▶ _Exercise directions_: Gather every line of the entries that includes the word "dried".
--- Start Extracted records ---
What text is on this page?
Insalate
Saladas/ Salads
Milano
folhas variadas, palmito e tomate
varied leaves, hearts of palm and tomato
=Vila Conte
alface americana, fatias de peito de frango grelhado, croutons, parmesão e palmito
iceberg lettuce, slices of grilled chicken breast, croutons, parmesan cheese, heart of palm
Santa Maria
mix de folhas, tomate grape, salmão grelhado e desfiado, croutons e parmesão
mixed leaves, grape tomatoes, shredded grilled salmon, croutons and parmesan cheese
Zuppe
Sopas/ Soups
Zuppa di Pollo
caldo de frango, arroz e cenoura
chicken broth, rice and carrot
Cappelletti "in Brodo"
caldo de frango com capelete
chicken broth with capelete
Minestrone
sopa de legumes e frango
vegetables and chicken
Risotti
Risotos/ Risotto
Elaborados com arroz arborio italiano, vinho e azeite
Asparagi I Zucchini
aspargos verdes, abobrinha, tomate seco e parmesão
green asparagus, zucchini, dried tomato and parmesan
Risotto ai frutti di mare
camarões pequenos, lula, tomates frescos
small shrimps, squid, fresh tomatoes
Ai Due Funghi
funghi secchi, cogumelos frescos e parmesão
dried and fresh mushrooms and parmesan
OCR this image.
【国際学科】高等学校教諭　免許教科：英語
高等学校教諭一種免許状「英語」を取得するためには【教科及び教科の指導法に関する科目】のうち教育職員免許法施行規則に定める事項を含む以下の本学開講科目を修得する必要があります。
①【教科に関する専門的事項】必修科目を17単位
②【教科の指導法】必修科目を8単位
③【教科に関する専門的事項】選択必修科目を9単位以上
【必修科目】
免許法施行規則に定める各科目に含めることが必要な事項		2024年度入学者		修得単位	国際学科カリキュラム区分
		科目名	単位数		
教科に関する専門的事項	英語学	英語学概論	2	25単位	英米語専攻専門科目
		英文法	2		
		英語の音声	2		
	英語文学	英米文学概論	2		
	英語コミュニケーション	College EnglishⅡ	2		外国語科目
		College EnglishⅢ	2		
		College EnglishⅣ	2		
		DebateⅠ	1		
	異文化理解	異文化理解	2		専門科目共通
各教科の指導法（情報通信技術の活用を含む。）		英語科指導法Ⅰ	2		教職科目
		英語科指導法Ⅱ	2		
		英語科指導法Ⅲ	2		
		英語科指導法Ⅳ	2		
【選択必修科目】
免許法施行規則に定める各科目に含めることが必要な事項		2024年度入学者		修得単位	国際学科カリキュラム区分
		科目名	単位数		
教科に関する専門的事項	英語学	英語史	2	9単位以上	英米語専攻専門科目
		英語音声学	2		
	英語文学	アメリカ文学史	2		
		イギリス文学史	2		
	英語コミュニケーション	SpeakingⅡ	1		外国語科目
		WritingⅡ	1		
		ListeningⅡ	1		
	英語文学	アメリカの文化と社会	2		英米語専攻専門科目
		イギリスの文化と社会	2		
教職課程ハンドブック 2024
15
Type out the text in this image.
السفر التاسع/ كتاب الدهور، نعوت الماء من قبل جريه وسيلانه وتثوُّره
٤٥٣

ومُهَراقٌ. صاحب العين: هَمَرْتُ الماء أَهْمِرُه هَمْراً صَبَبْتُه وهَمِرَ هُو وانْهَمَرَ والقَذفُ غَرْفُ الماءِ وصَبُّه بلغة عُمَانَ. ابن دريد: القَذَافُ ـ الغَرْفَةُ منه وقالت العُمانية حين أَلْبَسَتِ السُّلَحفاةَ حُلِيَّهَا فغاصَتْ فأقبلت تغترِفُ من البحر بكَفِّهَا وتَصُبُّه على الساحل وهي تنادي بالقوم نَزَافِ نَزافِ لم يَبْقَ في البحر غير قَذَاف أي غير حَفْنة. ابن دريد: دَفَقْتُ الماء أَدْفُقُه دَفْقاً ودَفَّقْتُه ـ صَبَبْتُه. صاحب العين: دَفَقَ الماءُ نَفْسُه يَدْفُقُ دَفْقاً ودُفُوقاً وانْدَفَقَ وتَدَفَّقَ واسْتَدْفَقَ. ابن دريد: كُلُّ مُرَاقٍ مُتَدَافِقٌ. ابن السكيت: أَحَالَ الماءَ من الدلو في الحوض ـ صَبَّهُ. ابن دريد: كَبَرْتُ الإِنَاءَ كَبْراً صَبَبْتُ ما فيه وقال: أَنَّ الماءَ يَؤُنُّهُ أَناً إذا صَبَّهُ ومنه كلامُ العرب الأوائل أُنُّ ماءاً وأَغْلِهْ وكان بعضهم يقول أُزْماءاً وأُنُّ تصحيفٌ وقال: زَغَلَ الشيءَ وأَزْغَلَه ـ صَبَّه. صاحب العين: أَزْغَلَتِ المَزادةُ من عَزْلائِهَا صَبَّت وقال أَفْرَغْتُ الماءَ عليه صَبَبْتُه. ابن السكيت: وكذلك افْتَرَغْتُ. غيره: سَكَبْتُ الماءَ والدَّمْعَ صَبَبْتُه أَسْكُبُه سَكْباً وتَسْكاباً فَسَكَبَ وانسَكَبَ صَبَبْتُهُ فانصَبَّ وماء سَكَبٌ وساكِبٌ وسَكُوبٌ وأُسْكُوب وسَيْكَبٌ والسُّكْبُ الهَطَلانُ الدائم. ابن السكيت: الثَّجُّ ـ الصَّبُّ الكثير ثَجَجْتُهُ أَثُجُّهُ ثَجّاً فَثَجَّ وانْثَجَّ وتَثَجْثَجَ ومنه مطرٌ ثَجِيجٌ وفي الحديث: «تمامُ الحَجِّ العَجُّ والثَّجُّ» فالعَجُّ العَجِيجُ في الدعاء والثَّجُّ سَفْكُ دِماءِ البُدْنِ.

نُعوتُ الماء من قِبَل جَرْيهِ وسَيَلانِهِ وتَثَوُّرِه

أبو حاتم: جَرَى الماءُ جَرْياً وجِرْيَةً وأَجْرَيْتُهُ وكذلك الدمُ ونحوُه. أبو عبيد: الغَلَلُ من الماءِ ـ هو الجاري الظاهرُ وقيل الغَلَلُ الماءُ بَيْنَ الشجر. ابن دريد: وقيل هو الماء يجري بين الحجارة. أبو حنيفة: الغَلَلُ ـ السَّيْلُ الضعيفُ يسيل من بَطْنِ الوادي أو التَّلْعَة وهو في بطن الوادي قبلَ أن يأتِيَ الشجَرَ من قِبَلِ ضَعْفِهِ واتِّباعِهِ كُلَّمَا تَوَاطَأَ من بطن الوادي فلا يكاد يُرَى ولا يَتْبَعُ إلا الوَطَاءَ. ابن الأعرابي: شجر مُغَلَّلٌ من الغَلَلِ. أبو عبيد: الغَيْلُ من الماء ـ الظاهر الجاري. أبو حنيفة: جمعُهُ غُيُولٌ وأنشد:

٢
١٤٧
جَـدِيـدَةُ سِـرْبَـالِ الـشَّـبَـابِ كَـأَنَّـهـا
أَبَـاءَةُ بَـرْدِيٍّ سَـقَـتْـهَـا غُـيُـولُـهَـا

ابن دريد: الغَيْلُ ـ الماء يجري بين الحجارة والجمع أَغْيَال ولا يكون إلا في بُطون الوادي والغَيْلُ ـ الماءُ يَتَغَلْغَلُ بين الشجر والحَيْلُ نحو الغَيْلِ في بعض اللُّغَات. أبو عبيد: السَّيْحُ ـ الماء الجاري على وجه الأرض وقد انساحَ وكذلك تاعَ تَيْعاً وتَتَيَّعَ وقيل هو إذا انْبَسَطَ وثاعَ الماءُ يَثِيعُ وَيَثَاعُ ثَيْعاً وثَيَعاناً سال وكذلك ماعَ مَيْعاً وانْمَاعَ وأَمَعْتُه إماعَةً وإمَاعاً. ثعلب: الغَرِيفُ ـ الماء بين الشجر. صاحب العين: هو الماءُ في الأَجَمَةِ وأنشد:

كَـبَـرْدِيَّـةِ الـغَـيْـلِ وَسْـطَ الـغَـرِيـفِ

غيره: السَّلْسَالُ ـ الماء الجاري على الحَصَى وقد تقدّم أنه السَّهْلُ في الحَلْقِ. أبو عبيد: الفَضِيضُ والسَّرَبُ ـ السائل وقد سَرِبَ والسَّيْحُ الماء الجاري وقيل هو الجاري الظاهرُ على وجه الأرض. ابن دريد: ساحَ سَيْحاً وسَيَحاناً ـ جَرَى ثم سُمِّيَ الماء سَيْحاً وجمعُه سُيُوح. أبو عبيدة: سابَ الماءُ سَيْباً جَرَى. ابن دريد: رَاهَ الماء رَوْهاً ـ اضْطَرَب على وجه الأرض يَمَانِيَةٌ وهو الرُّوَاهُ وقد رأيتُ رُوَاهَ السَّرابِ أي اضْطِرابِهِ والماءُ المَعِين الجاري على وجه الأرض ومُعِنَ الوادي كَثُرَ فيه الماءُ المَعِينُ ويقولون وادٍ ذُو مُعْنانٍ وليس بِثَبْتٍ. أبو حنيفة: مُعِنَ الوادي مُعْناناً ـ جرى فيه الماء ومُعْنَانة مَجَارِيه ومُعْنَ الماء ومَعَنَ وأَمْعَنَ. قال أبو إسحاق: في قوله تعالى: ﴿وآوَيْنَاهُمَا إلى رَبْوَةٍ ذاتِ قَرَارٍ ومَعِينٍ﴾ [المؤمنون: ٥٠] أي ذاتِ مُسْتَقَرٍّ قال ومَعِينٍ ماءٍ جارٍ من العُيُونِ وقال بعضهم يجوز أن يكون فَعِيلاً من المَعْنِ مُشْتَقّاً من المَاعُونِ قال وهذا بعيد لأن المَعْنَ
--- End Extracted records ---
▶ _Answer for this exercise_:
green asparagus, zucchini, dried tomato and parmesan
dried and fresh mushrooms and parmesan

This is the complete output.